• _与えられた課題_: 次のエントリをすべて、一字一句違えずにそのまま打ち直してください。

++++ この課題のデータ

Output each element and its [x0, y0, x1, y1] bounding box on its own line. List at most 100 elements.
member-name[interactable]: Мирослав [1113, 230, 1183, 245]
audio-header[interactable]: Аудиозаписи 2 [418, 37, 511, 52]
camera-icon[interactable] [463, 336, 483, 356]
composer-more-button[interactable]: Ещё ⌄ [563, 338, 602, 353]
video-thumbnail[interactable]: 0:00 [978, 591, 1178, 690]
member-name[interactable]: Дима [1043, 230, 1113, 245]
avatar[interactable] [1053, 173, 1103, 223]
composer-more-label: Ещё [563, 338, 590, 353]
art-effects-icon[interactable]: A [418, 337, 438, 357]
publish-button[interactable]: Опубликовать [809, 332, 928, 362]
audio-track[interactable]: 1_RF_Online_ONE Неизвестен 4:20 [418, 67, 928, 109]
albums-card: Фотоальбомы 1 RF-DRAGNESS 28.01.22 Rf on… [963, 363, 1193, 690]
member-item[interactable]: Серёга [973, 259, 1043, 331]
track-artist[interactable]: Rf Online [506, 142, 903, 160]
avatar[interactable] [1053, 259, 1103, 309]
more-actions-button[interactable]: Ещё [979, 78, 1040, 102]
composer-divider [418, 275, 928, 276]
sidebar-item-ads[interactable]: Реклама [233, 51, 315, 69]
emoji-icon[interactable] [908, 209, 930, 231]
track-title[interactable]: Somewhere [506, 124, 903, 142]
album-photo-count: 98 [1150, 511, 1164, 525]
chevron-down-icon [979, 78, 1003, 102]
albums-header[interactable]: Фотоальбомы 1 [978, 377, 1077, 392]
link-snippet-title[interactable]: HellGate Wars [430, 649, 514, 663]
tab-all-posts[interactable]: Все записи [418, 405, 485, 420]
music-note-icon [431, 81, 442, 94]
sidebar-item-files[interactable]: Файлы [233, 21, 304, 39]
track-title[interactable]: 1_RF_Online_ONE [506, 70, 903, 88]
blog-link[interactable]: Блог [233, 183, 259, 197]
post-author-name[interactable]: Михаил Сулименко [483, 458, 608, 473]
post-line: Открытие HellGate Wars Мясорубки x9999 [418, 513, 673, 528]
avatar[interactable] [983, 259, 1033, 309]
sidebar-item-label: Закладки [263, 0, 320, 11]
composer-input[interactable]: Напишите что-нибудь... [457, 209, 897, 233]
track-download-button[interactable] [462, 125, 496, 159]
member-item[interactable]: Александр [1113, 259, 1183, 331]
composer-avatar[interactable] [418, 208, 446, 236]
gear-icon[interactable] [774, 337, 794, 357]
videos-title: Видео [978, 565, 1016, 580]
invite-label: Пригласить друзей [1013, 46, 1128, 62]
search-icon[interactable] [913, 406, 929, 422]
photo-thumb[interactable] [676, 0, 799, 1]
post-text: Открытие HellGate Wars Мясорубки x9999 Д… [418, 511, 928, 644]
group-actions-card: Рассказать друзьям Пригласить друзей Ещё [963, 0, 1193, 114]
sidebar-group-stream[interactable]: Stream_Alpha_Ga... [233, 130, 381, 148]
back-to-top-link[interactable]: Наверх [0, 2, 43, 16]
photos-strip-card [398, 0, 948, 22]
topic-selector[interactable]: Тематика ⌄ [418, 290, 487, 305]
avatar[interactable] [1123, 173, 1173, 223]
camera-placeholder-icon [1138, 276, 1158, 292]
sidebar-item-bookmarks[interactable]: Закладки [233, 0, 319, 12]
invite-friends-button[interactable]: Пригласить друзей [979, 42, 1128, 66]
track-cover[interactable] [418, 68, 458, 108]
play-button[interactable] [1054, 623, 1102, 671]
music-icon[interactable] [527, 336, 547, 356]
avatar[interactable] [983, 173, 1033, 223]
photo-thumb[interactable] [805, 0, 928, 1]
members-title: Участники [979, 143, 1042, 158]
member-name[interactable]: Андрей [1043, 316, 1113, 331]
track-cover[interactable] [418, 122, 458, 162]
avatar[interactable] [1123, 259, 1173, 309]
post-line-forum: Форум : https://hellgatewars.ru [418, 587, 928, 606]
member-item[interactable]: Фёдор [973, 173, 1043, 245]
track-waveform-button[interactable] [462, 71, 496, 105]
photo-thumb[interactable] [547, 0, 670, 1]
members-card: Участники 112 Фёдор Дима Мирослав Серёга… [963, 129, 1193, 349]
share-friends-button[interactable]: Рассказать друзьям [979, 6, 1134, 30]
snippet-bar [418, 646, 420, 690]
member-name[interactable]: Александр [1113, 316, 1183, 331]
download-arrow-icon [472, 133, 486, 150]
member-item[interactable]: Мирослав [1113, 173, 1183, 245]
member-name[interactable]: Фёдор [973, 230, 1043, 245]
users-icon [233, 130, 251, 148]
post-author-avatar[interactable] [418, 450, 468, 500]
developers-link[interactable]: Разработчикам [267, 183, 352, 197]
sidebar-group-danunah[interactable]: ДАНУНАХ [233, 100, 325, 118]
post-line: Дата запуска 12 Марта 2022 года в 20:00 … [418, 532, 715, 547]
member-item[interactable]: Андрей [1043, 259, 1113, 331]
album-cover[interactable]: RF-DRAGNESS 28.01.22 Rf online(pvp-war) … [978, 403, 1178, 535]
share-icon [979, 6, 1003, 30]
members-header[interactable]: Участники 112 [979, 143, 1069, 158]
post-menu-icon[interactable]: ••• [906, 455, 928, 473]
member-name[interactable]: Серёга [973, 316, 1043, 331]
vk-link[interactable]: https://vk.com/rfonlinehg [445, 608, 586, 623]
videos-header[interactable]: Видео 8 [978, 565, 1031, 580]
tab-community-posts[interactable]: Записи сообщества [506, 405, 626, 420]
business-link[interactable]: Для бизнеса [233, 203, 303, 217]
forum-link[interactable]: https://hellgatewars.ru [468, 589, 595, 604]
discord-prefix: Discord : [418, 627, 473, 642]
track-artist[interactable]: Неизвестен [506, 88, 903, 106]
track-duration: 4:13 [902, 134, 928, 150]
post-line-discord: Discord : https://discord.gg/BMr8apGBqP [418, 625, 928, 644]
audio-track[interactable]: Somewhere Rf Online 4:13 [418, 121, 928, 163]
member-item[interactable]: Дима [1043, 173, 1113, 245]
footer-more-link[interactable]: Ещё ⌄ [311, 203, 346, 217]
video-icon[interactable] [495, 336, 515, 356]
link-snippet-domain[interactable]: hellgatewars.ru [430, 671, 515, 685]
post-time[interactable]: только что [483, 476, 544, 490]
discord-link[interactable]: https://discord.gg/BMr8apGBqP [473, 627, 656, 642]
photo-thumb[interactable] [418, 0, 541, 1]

++++++++

• _演習の出力_:
Output each element and its [x0, y0, x1, y1] bounding box on its own line. List at most 100 elements.
member-name[interactable]: Мирослав [1113, 230, 1183, 245]
audio-header[interactable]: Аудиозаписи 2 [418, 37, 511, 52]
camera-icon[interactable] [463, 336, 483, 356]
composer-more-button[interactable]: Ещё ⌄ [563, 338, 602, 353]
video-thumbnail[interactable]: 0:00 [978, 591, 1178, 690]
member-name[interactable]: Дима [1043, 230, 1113, 245]
avatar[interactable] [1053, 173, 1103, 223]
composer-more-label: Ещё [563, 338, 590, 353]
art-effects-icon[interactable]: A [418, 337, 438, 357]
publish-button[interactable]: Опубликовать [809, 332, 928, 362]
audio-track[interactable]: 1_RF_Online_ONE Неизвестен 4:20 [418, 67, 928, 109]
albums-card: Фотоальбомы 1 RF-DRAGNESS 28.01.22 Rf on… [963, 363, 1193, 690]
member-item[interactable]: Серёга [973, 259, 1043, 331]
track-artist[interactable]: Rf Online [506, 142, 903, 160]
avatar[interactable] [1053, 259, 1103, 309]
more-actions-button[interactable]: Ещё [979, 78, 1040, 102]
composer-divider [418, 275, 928, 276]
sidebar-item-ads[interactable]: Реклама [233, 51, 315, 69]
emoji-icon[interactable] [908, 209, 930, 231]
track-title[interactable]: Somewhere [506, 124, 903, 142]
album-photo-count: 98 [1150, 511, 1164, 525]
chevron-down-icon [979, 78, 1003, 102]
albums-header[interactable]: Фотоальбомы 1 [978, 377, 1077, 392]
link-snippet-title[interactable]: HellGate Wars [430, 649, 514, 663]
tab-all-posts[interactable]: Все записи [418, 405, 485, 420]
music-note-icon [431, 81, 442, 94]
sidebar-item-files[interactable]: Файлы [233, 21, 304, 39]
track-title[interactable]: 1_RF_Online_ONE [506, 70, 903, 88]
blog-link[interactable]: Блог [233, 183, 259, 197]
post-author-name[interactable]: Михаил Сулименко [483, 458, 608, 473]
post-line: Открытие HellGate Wars Мясорубки x9999 [418, 513, 673, 528]
avatar[interactable] [983, 259, 1033, 309]
sidebar-item-label: Закладки [263, 0, 320, 11]
composer-input[interactable]: Напишите что-нибудь... [457, 209, 897, 233]
track-download-button[interactable] [462, 125, 496, 159]
member-item[interactable]: Александр [1113, 259, 1183, 331]
composer-avatar[interactable] [418, 208, 446, 236]
gear-icon[interactable] [774, 337, 794, 357]
videos-title: Видео [978, 565, 1016, 580]
invite-label: Пригласить друзей [1013, 46, 1128, 62]
search-icon[interactable] [913, 406, 929, 422]
photo-thumb[interactable] [676, 0, 799, 1]
post-text: Открытие HellGate Wars Мясорубки x9999 Д… [418, 511, 928, 644]
group-actions-card: Рассказать друзьям Пригласить друзей Ещё [963, 0, 1193, 114]
sidebar-group-stream[interactable]: Stream_Alpha_Ga... [233, 130, 381, 148]
back-to-top-link[interactable]: Наверх [0, 2, 43, 16]
photos-strip-card [398, 0, 948, 22]
topic-selector[interactable]: Тематика ⌄ [418, 290, 487, 305]
avatar[interactable] [1123, 173, 1173, 223]
camera-placeholder-icon [1138, 276, 1158, 292]
sidebar-item-bookmarks[interactable]: Закладки [233, 0, 319, 12]
invite-friends-button[interactable]: Пригласить друзей [979, 42, 1128, 66]
track-cover[interactable] [418, 68, 458, 108]
play-button[interactable] [1054, 623, 1102, 671]
music-icon[interactable] [527, 336, 547, 356]
avatar[interactable] [983, 173, 1033, 223]
photo-thumb[interactable] [805, 0, 928, 1]
members-title: Участники [979, 143, 1042, 158]
member-name[interactable]: Андрей [1043, 316, 1113, 331]
track-cover[interactable] [418, 122, 458, 162]
avatar[interactable] [1123, 259, 1173, 309]
post-line-forum: Форум : https://hellgatewars.ru [418, 587, 928, 606]
member-item[interactable]: Фёдор [973, 173, 1043, 245]
track-waveform-button[interactable] [462, 71, 496, 105]
photo-thumb[interactable] [547, 0, 670, 1]
members-card: Участники 112 Фёдор Дима Мирослав Серёга… [963, 129, 1193, 349]
share-friends-button[interactable]: Рассказать друзьям [979, 6, 1134, 30]
snippet-bar [418, 646, 420, 690]
member-name[interactable]: Александр [1113, 316, 1183, 331]
download-arrow-icon [472, 133, 486, 150]
member-item[interactable]: Мирослав [1113, 173, 1183, 245]
member-name[interactable]: Фёдор [973, 230, 1043, 245]
users-icon [233, 130, 251, 148]
post-author-avatar[interactable] [418, 450, 468, 500]
developers-link[interactable]: Разработчикам [267, 183, 352, 197]
sidebar-group-danunah[interactable]: ДАНУНАХ [233, 100, 325, 118]
post-line: Дата запуска 12 Марта 2022 года в 20:00 … [418, 532, 715, 547]
member-item[interactable]: Андрей [1043, 259, 1113, 331]
album-cover[interactable]: RF-DRAGNESS 28.01.22 Rf online(pvp-war) … [978, 403, 1178, 535]
share-icon [979, 6, 1003, 30]
members-header[interactable]: Участники 112 [979, 143, 1069, 158]
post-menu-icon[interactable]: ••• [906, 455, 928, 473]
member-name[interactable]: Серёга [973, 316, 1043, 331]
vk-link[interactable]: https://vk.com/rfonlinehg [445, 608, 586, 623]
videos-header[interactable]: Видео 8 [978, 565, 1031, 580]
tab-community-posts[interactable]: Записи сообщества [506, 405, 626, 420]
business-link[interactable]: Для бизнеса [233, 203, 303, 217]
forum-link[interactable]: https://hellgatewars.ru [468, 589, 595, 604]
discord-prefix: Discord : [418, 627, 473, 642]
track-artist[interactable]: Неизвестен [506, 88, 903, 106]
track-duration: 4:13 [902, 134, 928, 150]
post-line-discord: Discord : https://discord.gg/BMr8apGBqP [418, 625, 928, 644]
audio-track[interactable]: Somewhere Rf Online 4:13 [418, 121, 928, 163]
member-item[interactable]: Дима [1043, 173, 1113, 245]
footer-more-link[interactable]: Ещё ⌄ [311, 203, 346, 217]
video-icon[interactable] [495, 336, 515, 356]
link-snippet-domain[interactable]: hellgatewars.ru [430, 671, 515, 685]
post-time[interactable]: только что [483, 476, 544, 490]
discord-link[interactable]: https://discord.gg/BMr8apGBqP [473, 627, 656, 642]
photo-thumb[interactable] [418, 0, 541, 1]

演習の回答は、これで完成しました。